Exercise brief.
Transcribe the records below exactly, leaving out any pictures.

----------

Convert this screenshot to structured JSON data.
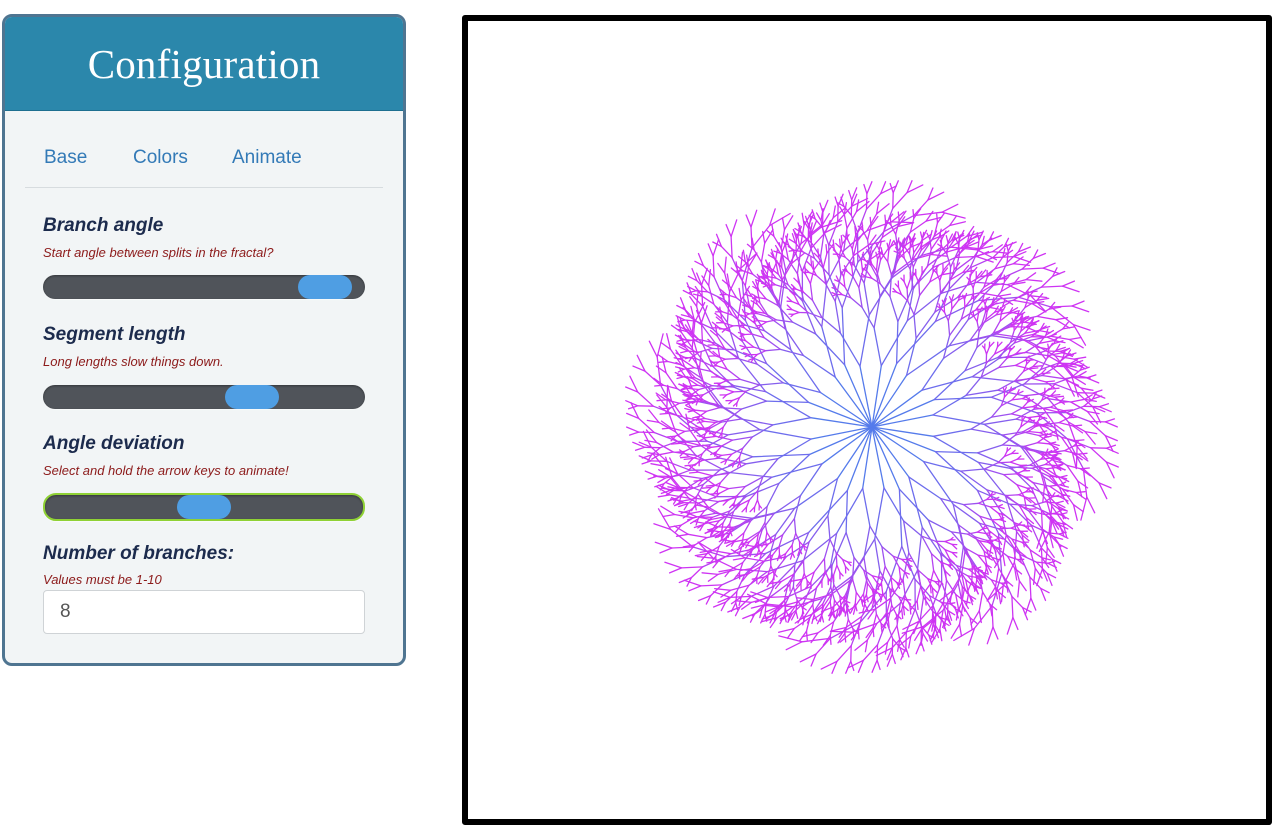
{
  "config": {
    "title": "Configuration",
    "tabs": [
      {
        "label": "Base",
        "active": true
      },
      {
        "label": "Colors",
        "active": false
      },
      {
        "label": "Animate",
        "active": false
      }
    ],
    "fields": {
      "branch_angle": {
        "title": "Branch angle",
        "help": "Start angle between splits in the fractal?",
        "value_fraction": 0.95
      },
      "segment_length": {
        "title": "Segment length",
        "help": "Long lengths slow things down.",
        "value_fraction": 0.68
      },
      "angle_deviation": {
        "title": "Angle deviation",
        "help": "Select and hold the arrow keys to animate!",
        "value_fraction": 0.5,
        "focused": true
      },
      "number_of_branches": {
        "title": "Number of branches:",
        "help": "Values must be 1-10",
        "value": "8"
      }
    }
  },
  "canvas": {
    "branches": 8,
    "colors": {
      "trunk": "#3f87ea",
      "tip": "#cf34f3",
      "slider_track": "#50545a",
      "slider_thumb": "#4f9ee3",
      "header": "#2b87ab",
      "focus": "#8fd135"
    }
  }
}
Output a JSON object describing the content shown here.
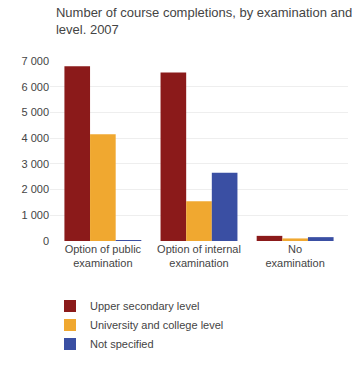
{
  "chart_data": {
    "type": "bar",
    "title": "Number of course completions, by examination and\nlevel. 2007",
    "categories": [
      "Option of public\nexamination",
      "Option of internal\nexamination",
      "No\nexamination"
    ],
    "series": [
      {
        "name": "Upper secondary level",
        "color": "#8B1A1A",
        "values": [
          6800,
          6550,
          200
        ]
      },
      {
        "name": "University and college level",
        "color": "#F0A830",
        "values": [
          4150,
          1550,
          100
        ]
      },
      {
        "name": "Not specified",
        "color": "#3A4FA3",
        "values": [
          20,
          2650,
          150
        ]
      }
    ],
    "ylim": [
      0,
      7000
    ],
    "yticks": [
      0,
      {
        "value": 1000,
        "label": "1 000"
      },
      {
        "value": 2000,
        "label": "2 000"
      },
      {
        "value": 3000,
        "label": "3 000"
      },
      {
        "value": 4000,
        "label": "4 000"
      },
      {
        "value": 5000,
        "label": "5 000"
      },
      {
        "value": 6000,
        "label": "6 000"
      },
      {
        "value": 7000,
        "label": "7 000"
      }
    ],
    "grid": true,
    "legend": "bottom"
  }
}
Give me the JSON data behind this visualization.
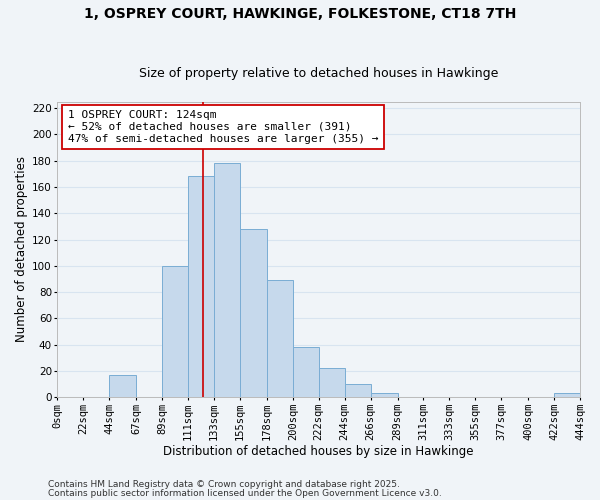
{
  "title_line1": "1, OSPREY COURT, HAWKINGE, FOLKESTONE, CT18 7TH",
  "title_line2": "Size of property relative to detached houses in Hawkinge",
  "xlabel": "Distribution of detached houses by size in Hawkinge",
  "ylabel": "Number of detached properties",
  "bin_edges": [
    0,
    22,
    44,
    67,
    89,
    111,
    133,
    155,
    178,
    200,
    222,
    244,
    266,
    289,
    311,
    333,
    355,
    377,
    400,
    422,
    444
  ],
  "bin_labels": [
    "0sqm",
    "22sqm",
    "44sqm",
    "67sqm",
    "89sqm",
    "111sqm",
    "133sqm",
    "155sqm",
    "178sqm",
    "200sqm",
    "222sqm",
    "244sqm",
    "266sqm",
    "289sqm",
    "311sqm",
    "333sqm",
    "355sqm",
    "377sqm",
    "400sqm",
    "422sqm",
    "444sqm"
  ],
  "counts": [
    0,
    0,
    17,
    0,
    100,
    168,
    178,
    128,
    89,
    38,
    22,
    10,
    3,
    0,
    0,
    0,
    0,
    0,
    0,
    3
  ],
  "bar_color": "#c6d9ec",
  "bar_edge_color": "#7aadd4",
  "vline_x": 124,
  "vline_color": "#cc0000",
  "ylim": [
    0,
    225
  ],
  "yticks": [
    0,
    20,
    40,
    60,
    80,
    100,
    120,
    140,
    160,
    180,
    200,
    220
  ],
  "annotation_line1": "1 OSPREY COURT: 124sqm",
  "annotation_line2": "← 52% of detached houses are smaller (391)",
  "annotation_line3": "47% of semi-detached houses are larger (355) →",
  "footnote_line1": "Contains HM Land Registry data © Crown copyright and database right 2025.",
  "footnote_line2": "Contains public sector information licensed under the Open Government Licence v3.0.",
  "bg_color": "#f0f4f8",
  "grid_color": "#d8e4f0",
  "title_fontsize": 10,
  "subtitle_fontsize": 9,
  "axis_label_fontsize": 8.5,
  "tick_fontsize": 7.5,
  "annotation_fontsize": 8,
  "footnote_fontsize": 6.5
}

----------

Written answer.
Convert this screenshot to structured JSON data.
{
  "config": {
    "title": "Configuration",
    "tabs": [
      {
        "label": "Base",
        "active": true
      },
      {
        "label": "Colors",
        "active": false
      },
      {
        "label": "Animate",
        "active": false
      }
    ],
    "fields": {
      "branch_angle": {
        "title": "Branch angle",
        "help": "Start angle between splits in the fractal?",
        "value_fraction": 0.95
      },
      "segment_length": {
        "title": "Segment length",
        "help": "Long lengths slow things down.",
        "value_fraction": 0.68
      },
      "angle_deviation": {
        "title": "Angle deviation",
        "help": "Select and hold the arrow keys to animate!",
        "value_fraction": 0.5,
        "focused": true
      },
      "number_of_branches": {
        "title": "Number of branches:",
        "help": "Values must be 1-10",
        "value": "8"
      }
    }
  },
  "canvas": {
    "branches": 8,
    "colors": {
      "trunk": "#3f87ea",
      "tip": "#cf34f3",
      "slider_track": "#50545a",
      "slider_thumb": "#4f9ee3",
      "header": "#2b87ab",
      "focus": "#8fd135"
    }
  }
}
Output a JSON object describing the content shown here.
{
  "chart_data": {
    "type": "bar",
    "title": "Number of course completions, by examination and\nlevel. 2007",
    "categories": [
      "Option of public\nexamination",
      "Option of internal\nexamination",
      "No\nexamination"
    ],
    "series": [
      {
        "name": "Upper secondary level",
        "color": "#8B1A1A",
        "values": [
          6800,
          6550,
          200
        ]
      },
      {
        "name": "University and college level",
        "color": "#F0A830",
        "values": [
          4150,
          1550,
          100
        ]
      },
      {
        "name": "Not specified",
        "color": "#3A4FA3",
        "values": [
          20,
          2650,
          150
        ]
      }
    ],
    "ylim": [
      0,
      7000
    ],
    "yticks": [
      0,
      {
        "value": 1000,
        "label": "1 000"
      },
      {
        "value": 2000,
        "label": "2 000"
      },
      {
        "value": 3000,
        "label": "3 000"
      },
      {
        "value": 4000,
        "label": "4 000"
      },
      {
        "value": 5000,
        "label": "5 000"
      },
      {
        "value": 6000,
        "label": "6 000"
      },
      {
        "value": 7000,
        "label": "7 000"
      }
    ],
    "grid": true,
    "legend": "bottom"
  }
}
Give me the JSON data behind this visualization.
{
  "title_line1": "1, OSPREY COURT, HAWKINGE, FOLKESTONE, CT18 7TH",
  "title_line2": "Size of property relative to detached houses in Hawkinge",
  "xlabel": "Distribution of detached houses by size in Hawkinge",
  "ylabel": "Number of detached properties",
  "bin_edges": [
    0,
    22,
    44,
    67,
    89,
    111,
    133,
    155,
    178,
    200,
    222,
    244,
    266,
    289,
    311,
    333,
    355,
    377,
    400,
    422,
    444
  ],
  "bin_labels": [
    "0sqm",
    "22sqm",
    "44sqm",
    "67sqm",
    "89sqm",
    "111sqm",
    "133sqm",
    "155sqm",
    "178sqm",
    "200sqm",
    "222sqm",
    "244sqm",
    "266sqm",
    "289sqm",
    "311sqm",
    "333sqm",
    "355sqm",
    "377sqm",
    "400sqm",
    "422sqm",
    "444sqm"
  ],
  "counts": [
    0,
    0,
    17,
    0,
    100,
    168,
    178,
    128,
    89,
    38,
    22,
    10,
    3,
    0,
    0,
    0,
    0,
    0,
    0,
    3
  ],
  "bar_color": "#c6d9ec",
  "bar_edge_color": "#7aadd4",
  "vline_x": 124,
  "vline_color": "#cc0000",
  "ylim": [
    0,
    225
  ],
  "yticks": [
    0,
    20,
    40,
    60,
    80,
    100,
    120,
    140,
    160,
    180,
    200,
    220
  ],
  "annotation_line1": "1 OSPREY COURT: 124sqm",
  "annotation_line2": "← 52% of detached houses are smaller (391)",
  "annotation_line3": "47% of semi-detached houses are larger (355) →",
  "footnote_line1": "Contains HM Land Registry data © Crown copyright and database right 2025.",
  "footnote_line2": "Contains public sector information licensed under the Open Government Licence v3.0.",
  "bg_color": "#f0f4f8",
  "grid_color": "#d8e4f0",
  "title_fontsize": 10,
  "subtitle_fontsize": 9,
  "axis_label_fontsize": 8.5,
  "tick_fontsize": 7.5,
  "annotation_fontsize": 8,
  "footnote_fontsize": 6.5
}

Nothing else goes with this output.